__WRITTEN EXERCISE__.
Below are entries. Pull out all lines containing "除消毒时间外".

__Stored records__.
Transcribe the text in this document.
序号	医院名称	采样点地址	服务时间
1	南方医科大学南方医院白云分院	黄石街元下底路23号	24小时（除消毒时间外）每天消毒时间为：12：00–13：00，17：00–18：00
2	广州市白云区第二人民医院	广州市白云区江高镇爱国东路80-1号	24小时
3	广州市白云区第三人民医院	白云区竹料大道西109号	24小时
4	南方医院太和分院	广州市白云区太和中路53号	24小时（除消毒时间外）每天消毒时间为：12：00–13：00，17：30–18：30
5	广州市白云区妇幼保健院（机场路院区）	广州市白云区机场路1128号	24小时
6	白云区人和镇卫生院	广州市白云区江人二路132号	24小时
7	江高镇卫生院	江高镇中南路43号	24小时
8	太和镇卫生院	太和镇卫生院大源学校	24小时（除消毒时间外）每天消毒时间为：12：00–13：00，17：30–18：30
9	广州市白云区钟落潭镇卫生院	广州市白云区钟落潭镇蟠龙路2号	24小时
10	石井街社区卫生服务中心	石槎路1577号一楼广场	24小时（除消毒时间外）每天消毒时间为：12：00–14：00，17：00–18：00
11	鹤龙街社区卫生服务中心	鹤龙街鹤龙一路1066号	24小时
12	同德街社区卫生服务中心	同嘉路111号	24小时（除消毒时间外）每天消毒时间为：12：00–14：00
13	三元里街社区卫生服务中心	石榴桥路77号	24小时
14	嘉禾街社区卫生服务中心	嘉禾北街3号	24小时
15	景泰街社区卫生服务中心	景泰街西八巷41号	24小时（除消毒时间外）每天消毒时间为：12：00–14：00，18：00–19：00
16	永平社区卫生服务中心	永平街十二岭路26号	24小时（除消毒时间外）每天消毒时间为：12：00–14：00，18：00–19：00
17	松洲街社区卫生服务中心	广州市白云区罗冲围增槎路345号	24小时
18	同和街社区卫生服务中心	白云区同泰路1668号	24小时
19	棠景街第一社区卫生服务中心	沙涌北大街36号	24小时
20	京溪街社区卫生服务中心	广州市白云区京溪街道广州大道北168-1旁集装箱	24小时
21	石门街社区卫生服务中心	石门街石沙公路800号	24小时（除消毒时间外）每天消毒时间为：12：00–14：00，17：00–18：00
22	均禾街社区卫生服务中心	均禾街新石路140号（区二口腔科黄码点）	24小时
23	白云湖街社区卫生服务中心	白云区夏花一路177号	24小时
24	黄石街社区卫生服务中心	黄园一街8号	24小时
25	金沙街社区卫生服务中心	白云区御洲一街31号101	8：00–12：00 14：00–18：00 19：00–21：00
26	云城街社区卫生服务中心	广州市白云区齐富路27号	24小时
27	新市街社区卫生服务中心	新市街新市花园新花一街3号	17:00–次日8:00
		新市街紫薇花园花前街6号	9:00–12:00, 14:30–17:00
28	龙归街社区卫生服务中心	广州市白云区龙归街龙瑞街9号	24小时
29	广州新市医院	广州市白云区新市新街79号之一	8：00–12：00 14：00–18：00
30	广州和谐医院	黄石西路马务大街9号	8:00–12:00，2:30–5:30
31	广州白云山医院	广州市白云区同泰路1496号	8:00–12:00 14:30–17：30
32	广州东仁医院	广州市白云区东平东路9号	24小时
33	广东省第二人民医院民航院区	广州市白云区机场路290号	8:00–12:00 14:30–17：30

__REPLY TO THE EXERCISE__.
1	南方医科大学南方医院白云分院	黄石街元下底路23号	24小时（除消毒时间外）每天消毒时间为：12：00–13：00，17：00–18：00
4	南方医院太和分院	广州市白云区太和中路53号	24小时（除消毒时间外）每天消毒时间为：12：00–13：00，17：30–18：30
8	太和镇卫生院	太和镇卫生院大源学校	24小时（除消毒时间外）每天消毒时间为：12：00–13：00，17：30–18：30
10	石井街社区卫生服务中心	石槎路1577号一楼广场	24小时（除消毒时间外）每天消毒时间为：12：00–14：00，17：00–18：00
12	同德街社区卫生服务中心	同嘉路111号	24小时（除消毒时间外）每天消毒时间为：12：00–14：00
15	景泰街社区卫生服务中心	景泰街西八巷41号	24小时（除消毒时间外）每天消毒时间为：12：00–14：00，18：00–19：00
16	永平社区卫生服务中心	永平街十二岭路26号	24小时（除消毒时间外）每天消毒时间为：12：00–14：00，18：00–19：00
21	石门街社区卫生服务中心	石门街石沙公路800号	24小时（除消毒时间外）每天消毒时间为：12：00–14：00，17：00–18：00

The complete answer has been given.